**TASK TO COMPLETE:**
Set every record down verbatim and omit the pictures.

**SOURCE MATERIAL:**
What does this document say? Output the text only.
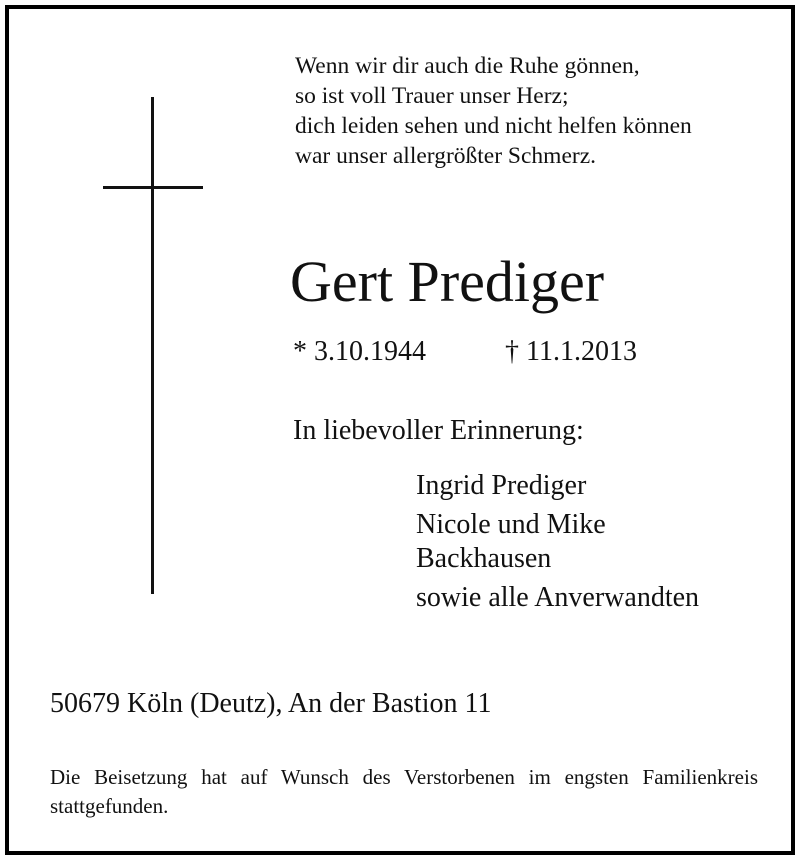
Wenn wir dir auch die Ruhe gönnen,
so ist voll Trauer unser Herz;
dich leiden sehen und nicht helfen können
war unser allergrößter Schmerz.

Gert Prediger
* 3.10.1944	† 11.1.2013
In liebevoller Erinnerung:
Ingrid Prediger
Nicole und Mike
Backhausen
sowie alle Anverwandten
50679 Köln (Deutz), An der Bastion 11

Die Beisetzung hat auf Wunsch des Verstorbenen im engsten Familienkreis stattgefunden.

**THE RESPONSE:**
What does this document say? Output the text only.
Wenn wir dir auch die Ruhe gönnen,
so ist voll Trauer unser Herz;
dich leiden sehen und nicht helfen können
war unser allergrößter Schmerz.

Gert Prediger
* 3.10.1944	† 11.1.2013
In liebevoller Erinnerung:
Ingrid Prediger
Nicole und Mike
Backhausen
sowie alle Anverwandten
50679 Köln (Deutz), An der Bastion 11

Die Beisetzung hat auf Wunsch des Verstorbenen im engsten Familienkreis stattgefunden.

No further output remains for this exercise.